• _MATERIAL SUPPLIED_:
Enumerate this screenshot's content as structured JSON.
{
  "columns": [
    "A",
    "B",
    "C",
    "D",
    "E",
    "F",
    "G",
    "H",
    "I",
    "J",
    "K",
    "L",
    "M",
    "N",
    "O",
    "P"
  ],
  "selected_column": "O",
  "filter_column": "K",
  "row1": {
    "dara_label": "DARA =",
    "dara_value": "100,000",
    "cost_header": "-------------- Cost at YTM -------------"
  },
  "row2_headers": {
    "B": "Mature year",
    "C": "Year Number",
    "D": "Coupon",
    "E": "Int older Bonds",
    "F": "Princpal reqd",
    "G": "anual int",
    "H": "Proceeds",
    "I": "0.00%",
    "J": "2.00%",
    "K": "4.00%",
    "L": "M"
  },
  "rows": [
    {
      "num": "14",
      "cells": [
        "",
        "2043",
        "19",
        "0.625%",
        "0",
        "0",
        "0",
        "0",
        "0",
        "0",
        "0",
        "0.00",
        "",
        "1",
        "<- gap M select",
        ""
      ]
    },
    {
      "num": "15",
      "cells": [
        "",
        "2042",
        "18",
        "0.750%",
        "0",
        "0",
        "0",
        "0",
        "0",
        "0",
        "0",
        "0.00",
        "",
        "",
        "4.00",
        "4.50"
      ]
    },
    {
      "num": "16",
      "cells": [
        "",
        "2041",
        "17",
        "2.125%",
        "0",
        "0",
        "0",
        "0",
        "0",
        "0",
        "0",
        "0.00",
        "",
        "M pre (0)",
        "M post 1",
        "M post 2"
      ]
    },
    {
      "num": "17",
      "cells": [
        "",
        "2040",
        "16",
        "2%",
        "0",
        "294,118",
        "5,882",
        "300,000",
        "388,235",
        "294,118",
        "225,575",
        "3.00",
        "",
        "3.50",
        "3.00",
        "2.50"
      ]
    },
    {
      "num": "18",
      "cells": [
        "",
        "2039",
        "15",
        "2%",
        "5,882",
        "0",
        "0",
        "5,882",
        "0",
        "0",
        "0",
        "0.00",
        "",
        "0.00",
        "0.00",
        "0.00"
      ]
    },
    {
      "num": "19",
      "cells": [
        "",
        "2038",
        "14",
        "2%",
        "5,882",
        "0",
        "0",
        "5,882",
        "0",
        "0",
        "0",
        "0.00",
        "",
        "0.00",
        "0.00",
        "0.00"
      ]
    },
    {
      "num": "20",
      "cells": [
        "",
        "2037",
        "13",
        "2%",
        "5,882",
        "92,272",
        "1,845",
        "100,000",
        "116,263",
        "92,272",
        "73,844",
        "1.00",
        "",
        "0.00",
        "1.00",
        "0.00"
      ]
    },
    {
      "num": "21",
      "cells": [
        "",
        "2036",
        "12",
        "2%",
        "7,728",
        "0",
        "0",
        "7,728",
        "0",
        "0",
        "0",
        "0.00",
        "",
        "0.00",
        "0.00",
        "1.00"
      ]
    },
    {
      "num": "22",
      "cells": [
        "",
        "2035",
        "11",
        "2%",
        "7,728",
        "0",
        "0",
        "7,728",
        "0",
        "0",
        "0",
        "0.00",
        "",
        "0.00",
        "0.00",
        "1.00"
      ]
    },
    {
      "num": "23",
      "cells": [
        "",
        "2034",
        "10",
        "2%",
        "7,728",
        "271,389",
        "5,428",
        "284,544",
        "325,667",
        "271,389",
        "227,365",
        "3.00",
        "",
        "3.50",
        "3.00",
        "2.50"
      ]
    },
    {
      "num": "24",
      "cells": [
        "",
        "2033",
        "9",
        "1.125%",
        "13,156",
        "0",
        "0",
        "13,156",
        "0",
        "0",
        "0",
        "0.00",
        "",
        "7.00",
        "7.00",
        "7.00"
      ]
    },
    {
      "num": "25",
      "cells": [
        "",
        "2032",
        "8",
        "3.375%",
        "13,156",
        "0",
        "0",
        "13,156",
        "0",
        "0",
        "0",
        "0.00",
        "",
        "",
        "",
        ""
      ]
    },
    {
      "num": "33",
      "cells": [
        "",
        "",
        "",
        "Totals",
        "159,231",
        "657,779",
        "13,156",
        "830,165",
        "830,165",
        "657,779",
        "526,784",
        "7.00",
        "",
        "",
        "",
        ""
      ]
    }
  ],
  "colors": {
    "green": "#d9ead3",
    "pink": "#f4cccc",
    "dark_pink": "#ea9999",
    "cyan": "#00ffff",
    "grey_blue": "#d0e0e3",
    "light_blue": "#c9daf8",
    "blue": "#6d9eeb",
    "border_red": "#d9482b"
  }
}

* * *

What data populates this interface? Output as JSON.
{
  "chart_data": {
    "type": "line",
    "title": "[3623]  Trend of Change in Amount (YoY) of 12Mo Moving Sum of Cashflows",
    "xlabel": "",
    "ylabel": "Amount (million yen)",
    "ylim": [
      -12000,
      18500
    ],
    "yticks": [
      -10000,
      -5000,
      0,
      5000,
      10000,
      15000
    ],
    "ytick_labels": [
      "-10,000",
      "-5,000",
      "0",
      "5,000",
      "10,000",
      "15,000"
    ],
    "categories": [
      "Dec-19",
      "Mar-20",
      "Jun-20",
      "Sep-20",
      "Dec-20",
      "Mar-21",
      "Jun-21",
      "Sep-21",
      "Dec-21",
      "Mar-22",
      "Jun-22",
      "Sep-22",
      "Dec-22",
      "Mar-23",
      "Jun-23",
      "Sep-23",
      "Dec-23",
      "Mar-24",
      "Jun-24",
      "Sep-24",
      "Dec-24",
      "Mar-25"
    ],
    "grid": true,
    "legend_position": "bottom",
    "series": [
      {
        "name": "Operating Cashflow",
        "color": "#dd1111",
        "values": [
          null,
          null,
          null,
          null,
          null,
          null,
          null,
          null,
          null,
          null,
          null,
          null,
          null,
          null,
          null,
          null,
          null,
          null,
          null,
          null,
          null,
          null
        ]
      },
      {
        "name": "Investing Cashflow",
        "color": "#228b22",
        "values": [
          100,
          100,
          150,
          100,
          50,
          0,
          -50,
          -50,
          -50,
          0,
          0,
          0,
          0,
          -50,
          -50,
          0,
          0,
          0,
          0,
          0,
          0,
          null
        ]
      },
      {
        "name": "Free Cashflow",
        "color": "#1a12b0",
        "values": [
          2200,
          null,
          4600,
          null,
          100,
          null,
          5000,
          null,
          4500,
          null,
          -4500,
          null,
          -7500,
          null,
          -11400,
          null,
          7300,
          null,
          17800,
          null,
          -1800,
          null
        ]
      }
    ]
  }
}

--

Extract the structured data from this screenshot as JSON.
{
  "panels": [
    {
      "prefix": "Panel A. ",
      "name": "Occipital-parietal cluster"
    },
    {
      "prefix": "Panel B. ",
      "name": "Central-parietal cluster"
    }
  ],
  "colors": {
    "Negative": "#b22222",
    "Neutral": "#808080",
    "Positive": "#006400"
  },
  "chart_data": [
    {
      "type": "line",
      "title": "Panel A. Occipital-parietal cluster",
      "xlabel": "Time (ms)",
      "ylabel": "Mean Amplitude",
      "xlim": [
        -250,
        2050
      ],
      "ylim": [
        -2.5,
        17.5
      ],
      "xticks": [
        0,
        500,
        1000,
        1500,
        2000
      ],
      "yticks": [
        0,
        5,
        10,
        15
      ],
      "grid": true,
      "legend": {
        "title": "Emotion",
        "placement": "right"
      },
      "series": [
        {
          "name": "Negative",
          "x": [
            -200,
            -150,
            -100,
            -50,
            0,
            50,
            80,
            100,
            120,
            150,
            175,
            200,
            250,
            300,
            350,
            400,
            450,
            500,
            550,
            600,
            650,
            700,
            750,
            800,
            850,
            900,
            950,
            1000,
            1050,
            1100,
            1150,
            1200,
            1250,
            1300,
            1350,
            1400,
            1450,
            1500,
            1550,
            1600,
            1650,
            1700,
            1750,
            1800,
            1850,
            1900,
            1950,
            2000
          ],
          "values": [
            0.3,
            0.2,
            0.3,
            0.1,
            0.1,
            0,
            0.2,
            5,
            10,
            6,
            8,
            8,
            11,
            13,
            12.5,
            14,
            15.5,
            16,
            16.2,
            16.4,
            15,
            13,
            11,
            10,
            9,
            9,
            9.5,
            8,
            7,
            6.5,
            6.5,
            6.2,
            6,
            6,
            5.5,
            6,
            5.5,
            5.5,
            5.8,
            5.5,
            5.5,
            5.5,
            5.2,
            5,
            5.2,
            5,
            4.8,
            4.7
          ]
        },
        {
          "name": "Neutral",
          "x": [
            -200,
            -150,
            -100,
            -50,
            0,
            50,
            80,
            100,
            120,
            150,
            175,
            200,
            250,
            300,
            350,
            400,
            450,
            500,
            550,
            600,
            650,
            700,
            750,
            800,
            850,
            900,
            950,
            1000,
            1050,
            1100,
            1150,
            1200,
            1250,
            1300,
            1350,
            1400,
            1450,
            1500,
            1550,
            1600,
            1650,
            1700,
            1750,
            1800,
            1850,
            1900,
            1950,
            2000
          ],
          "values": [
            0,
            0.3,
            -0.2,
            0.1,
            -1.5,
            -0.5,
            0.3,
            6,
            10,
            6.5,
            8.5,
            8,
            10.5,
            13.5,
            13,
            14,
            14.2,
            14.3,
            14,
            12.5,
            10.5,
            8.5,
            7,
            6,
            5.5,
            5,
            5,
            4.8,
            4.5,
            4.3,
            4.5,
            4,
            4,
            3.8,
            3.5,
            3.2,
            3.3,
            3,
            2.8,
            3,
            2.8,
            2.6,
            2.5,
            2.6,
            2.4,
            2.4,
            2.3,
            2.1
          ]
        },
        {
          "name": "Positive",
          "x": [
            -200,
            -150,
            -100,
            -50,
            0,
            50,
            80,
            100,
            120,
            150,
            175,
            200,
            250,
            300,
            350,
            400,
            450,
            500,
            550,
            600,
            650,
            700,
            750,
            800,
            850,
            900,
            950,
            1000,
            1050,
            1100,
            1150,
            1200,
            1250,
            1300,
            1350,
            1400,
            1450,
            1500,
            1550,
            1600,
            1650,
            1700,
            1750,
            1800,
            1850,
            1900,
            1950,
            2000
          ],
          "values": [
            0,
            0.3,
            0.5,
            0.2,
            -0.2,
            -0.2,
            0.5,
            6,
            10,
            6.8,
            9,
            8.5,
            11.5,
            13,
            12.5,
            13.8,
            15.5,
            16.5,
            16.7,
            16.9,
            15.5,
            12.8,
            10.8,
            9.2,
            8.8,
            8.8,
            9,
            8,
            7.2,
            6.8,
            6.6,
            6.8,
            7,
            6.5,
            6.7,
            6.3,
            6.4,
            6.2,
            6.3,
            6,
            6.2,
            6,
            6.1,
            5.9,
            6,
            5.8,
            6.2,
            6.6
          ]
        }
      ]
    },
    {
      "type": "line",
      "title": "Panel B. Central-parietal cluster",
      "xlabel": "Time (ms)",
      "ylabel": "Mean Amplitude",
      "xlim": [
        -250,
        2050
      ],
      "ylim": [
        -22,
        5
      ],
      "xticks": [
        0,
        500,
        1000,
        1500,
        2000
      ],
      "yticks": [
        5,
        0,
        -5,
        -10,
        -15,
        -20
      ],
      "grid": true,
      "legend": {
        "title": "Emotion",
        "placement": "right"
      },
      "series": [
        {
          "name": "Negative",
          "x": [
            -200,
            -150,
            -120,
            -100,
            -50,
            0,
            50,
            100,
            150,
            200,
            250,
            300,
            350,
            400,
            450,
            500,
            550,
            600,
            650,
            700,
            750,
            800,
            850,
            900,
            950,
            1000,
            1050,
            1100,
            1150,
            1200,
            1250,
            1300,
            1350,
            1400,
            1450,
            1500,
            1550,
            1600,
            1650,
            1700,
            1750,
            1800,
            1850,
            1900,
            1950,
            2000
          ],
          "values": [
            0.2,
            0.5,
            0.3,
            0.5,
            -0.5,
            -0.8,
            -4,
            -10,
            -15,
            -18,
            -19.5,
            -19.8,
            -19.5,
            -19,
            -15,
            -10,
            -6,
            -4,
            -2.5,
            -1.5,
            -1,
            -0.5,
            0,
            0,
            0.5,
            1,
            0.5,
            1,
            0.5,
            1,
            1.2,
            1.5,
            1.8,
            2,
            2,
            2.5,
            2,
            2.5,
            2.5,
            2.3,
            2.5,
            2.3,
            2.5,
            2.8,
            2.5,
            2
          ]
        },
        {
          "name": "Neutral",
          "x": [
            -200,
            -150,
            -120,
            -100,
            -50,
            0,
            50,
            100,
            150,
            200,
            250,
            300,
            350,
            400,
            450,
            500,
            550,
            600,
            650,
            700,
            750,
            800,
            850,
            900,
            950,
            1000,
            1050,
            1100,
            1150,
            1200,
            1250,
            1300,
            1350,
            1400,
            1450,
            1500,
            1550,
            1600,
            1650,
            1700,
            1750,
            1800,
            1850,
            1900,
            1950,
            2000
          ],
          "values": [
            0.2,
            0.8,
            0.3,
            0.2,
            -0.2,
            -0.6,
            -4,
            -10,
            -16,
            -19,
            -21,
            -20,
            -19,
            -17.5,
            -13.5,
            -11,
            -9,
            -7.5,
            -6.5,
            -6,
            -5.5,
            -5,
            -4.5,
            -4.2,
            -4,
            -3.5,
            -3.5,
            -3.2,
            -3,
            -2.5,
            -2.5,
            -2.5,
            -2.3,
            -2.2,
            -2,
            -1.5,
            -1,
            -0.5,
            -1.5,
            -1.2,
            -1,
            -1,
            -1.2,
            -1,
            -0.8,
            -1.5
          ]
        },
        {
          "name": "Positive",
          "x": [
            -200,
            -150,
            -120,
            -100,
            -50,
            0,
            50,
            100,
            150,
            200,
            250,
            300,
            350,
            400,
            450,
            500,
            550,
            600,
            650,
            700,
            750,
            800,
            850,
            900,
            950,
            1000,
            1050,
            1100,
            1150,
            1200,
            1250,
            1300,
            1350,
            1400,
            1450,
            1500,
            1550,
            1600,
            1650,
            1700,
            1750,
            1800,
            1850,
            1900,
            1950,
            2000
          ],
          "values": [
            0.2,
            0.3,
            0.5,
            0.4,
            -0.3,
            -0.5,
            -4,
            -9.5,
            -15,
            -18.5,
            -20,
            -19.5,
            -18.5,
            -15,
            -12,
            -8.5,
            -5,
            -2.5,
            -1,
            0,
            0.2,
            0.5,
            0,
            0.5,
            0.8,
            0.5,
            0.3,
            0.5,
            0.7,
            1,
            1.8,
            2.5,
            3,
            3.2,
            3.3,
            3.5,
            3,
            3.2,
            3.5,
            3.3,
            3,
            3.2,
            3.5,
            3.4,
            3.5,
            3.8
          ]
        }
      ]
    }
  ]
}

• _EXERCISE DETAILS_: Check each line above for "screenshot" and return the ones that have it.

• _SOLUTION_:
Enumerate this screenshot's content as structured JSON.
Extract the structured data from this screenshot as JSON.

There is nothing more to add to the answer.